- TO DO: Copy the data precisely, character for character, and leave out every picture.

..............................

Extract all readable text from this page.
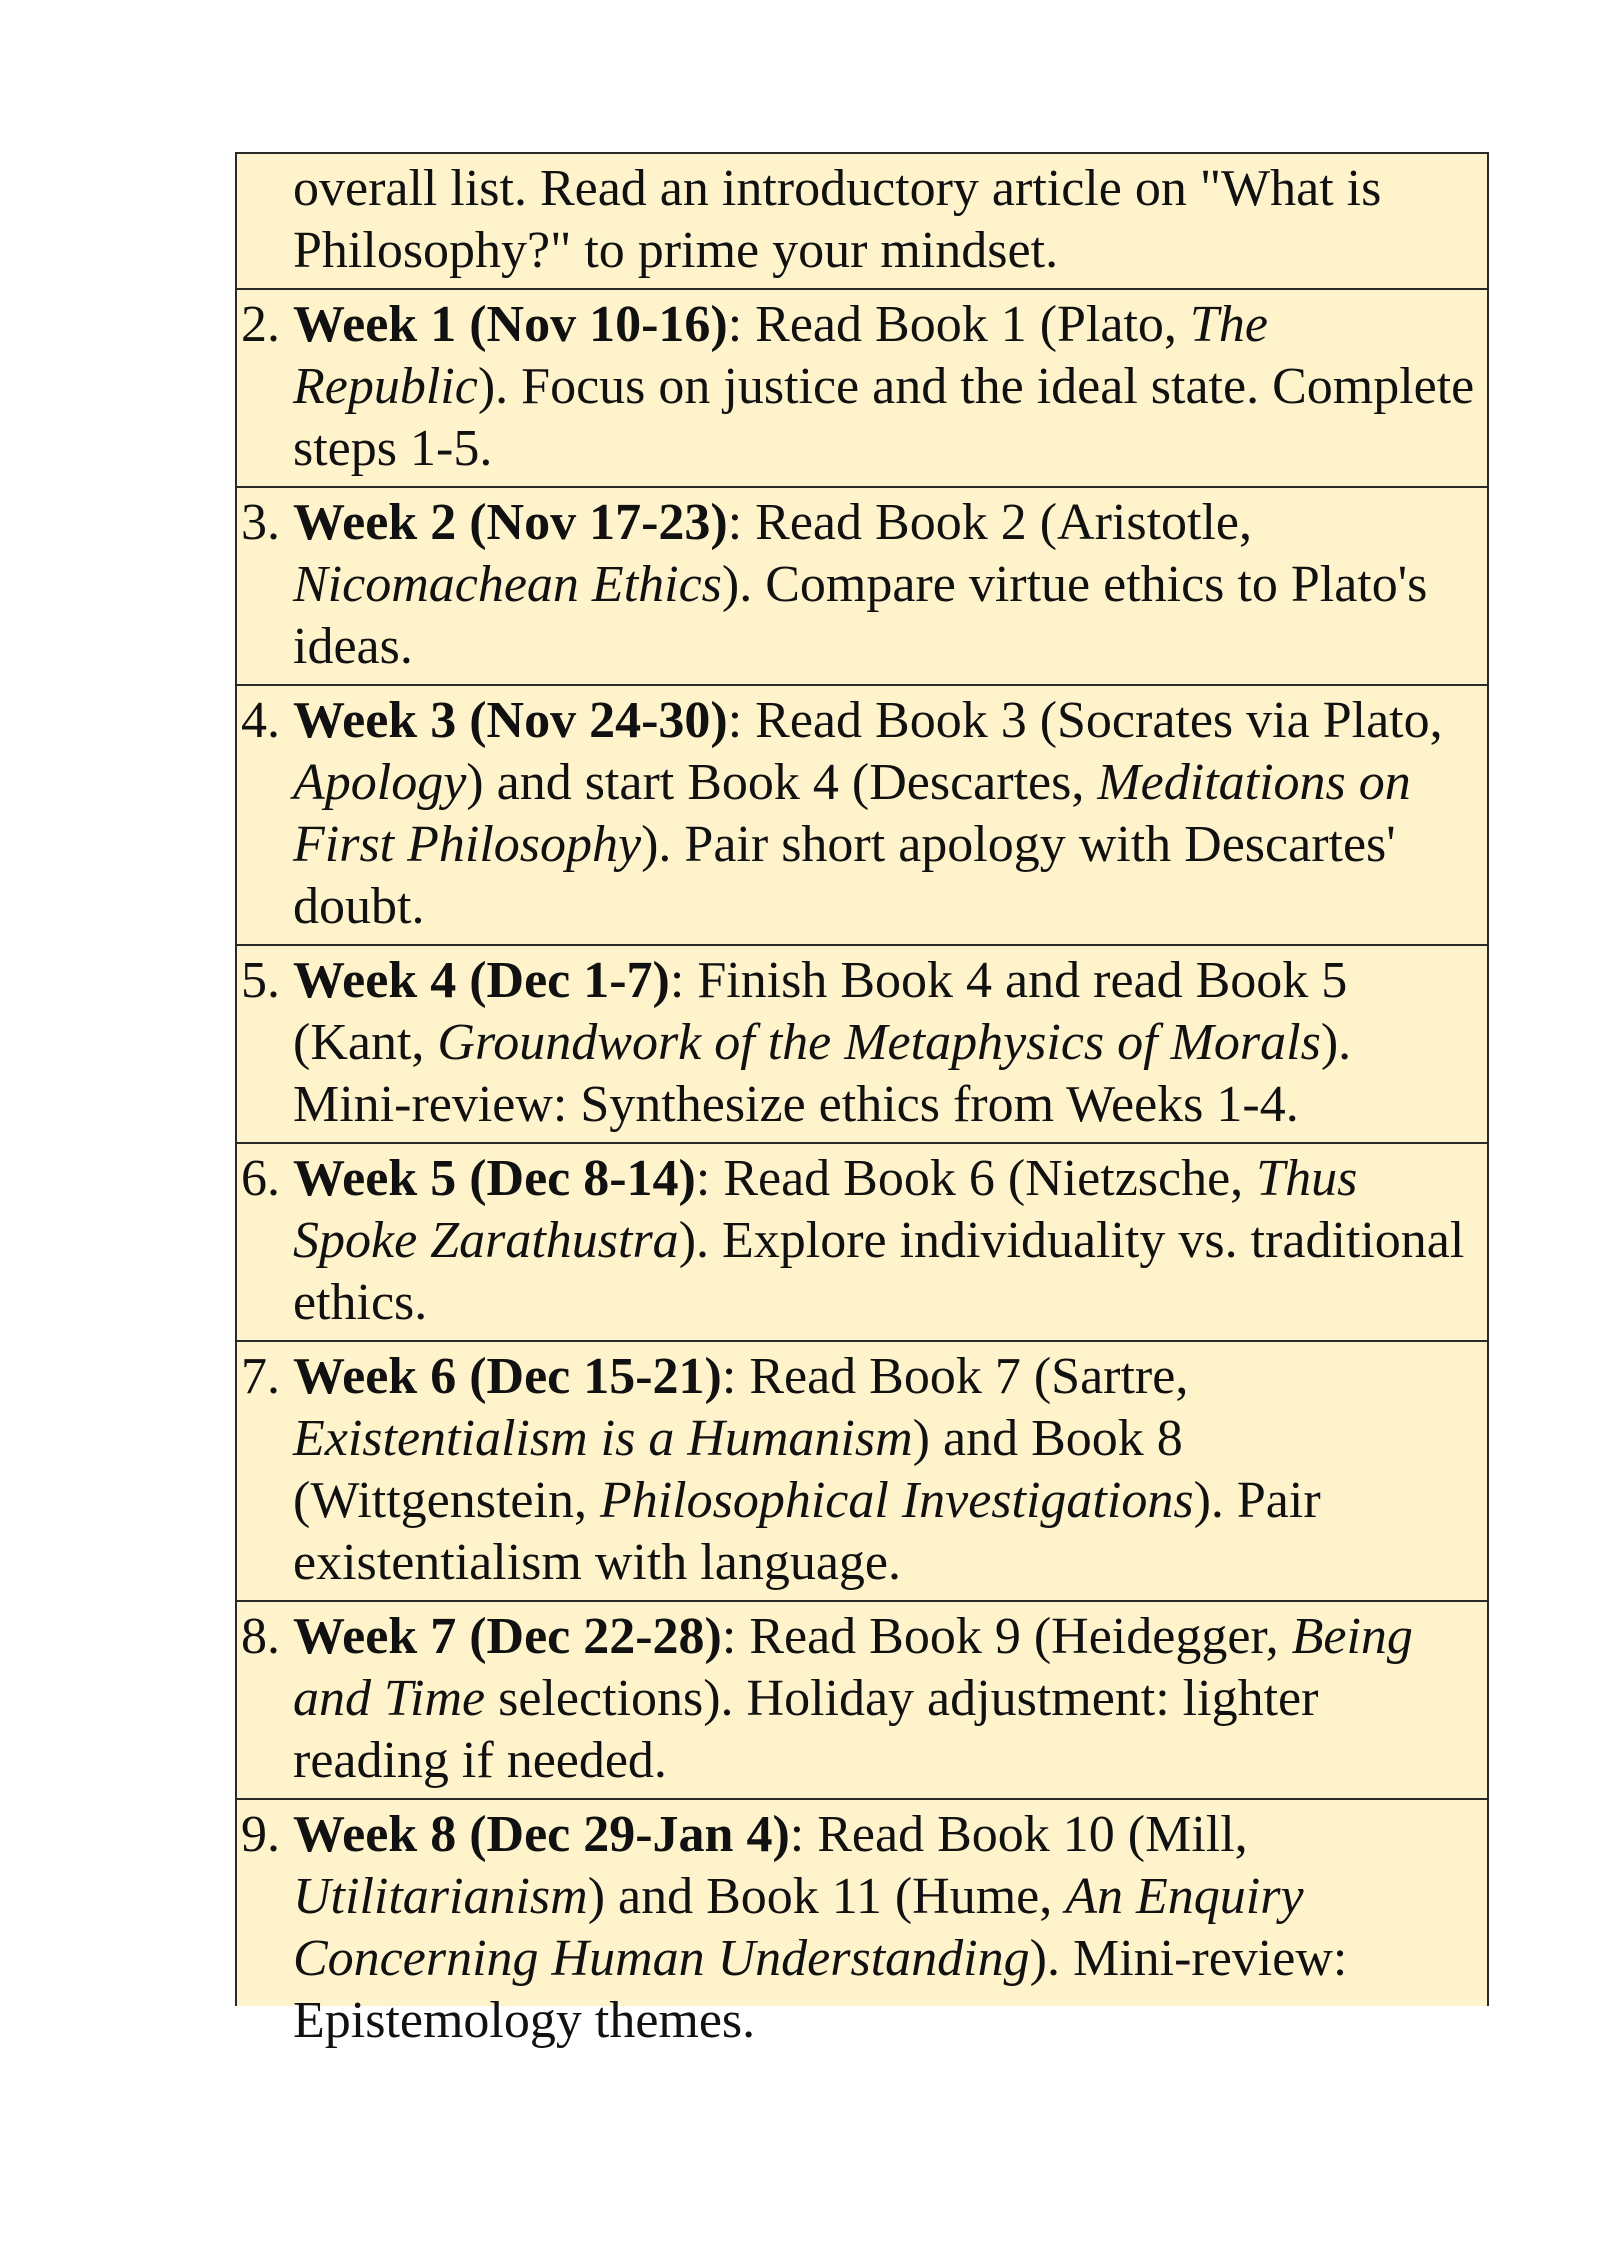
overall list. Read an introductory article on "What is Philosophy?" to prime your mindset.
2. Week 1 (Nov 10-16): Read Book 1 (Plato, The Republic). Focus on justice and the ideal state. Complete steps 1-5.
3. Week 2 (Nov 17-23): Read Book 2 (Aristotle, Nicomachean Ethics). Compare virtue ethics to Plato's ideas.
4. Week 3 (Nov 24-30): Read Book 3 (Socrates via Plato, Apology) and start Book 4 (Descartes, Meditations on First Philosophy). Pair short apology with Descartes' doubt.
5. Week 4 (Dec 1-7): Finish Book 4 and read Book 5 (Kant, Groundwork of the Metaphysics of Morals). Mini-review: Synthesize ethics from Weeks 1-4.
6. Week 5 (Dec 8-14): Read Book 6 (Nietzsche, Thus Spoke Zarathustra). Explore individuality vs. traditional ethics.
7. Week 6 (Dec 15-21): Read Book 7 (Sartre, Existentialism is a Humanism) and Book 8 (Wittgenstein, Philosophical Investigations). Pair existentialism with language.
8. Week 7 (Dec 22-28): Read Book 9 (Heidegger, Being and Time selections). Holiday adjustment: lighter reading if needed.
9. Week 8 (Dec 29-Jan 4): Read Book 10 (Mill, Utilitarianism) and Book 11 (Hume, An Enquiry Concerning Human Understanding). Mini-review: Epistemology themes.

..............................

- RESULT OF THE TASK:
Extract all readable text from this page.
overall list. Read an introductory article on "What is Philosophy?" to prime your mindset.
2. Week 1 (Nov 10-16): Read Book 1 (Plato, The Republic). Focus on justice and the ideal state. Complete steps 1-5.
3. Week 2 (Nov 17-23): Read Book 2 (Aristotle, Nicomachean Ethics). Compare virtue ethics to Plato's ideas.
4. Week 3 (Nov 24-30): Read Book 3 (Socrates via Plato, Apology) and start Book 4 (Descartes, Meditations on First Philosophy). Pair short apology with Descartes' doubt.
5. Week 4 (Dec 1-7): Finish Book 4 and read Book 5 (Kant, Groundwork of the Metaphysics of Morals). Mini-review: Synthesize ethics from Weeks 1-4.
6. Week 5 (Dec 8-14): Read Book 6 (Nietzsche, Thus Spoke Zarathustra). Explore individuality vs. traditional ethics.
7. Week 6 (Dec 15-21): Read Book 7 (Sartre, Existentialism is a Humanism) and Book 8 (Wittgenstein, Philosophical Investigations). Pair existentialism with language.
8. Week 7 (Dec 22-28): Read Book 9 (Heidegger, Being and Time selections). Holiday adjustment: lighter reading if needed.
9. Week 8 (Dec 29-Jan 4): Read Book 10 (Mill, Utilitarianism) and Book 11 (Hume, An Enquiry Concerning Human Understanding). Mini-review: Epistemology themes.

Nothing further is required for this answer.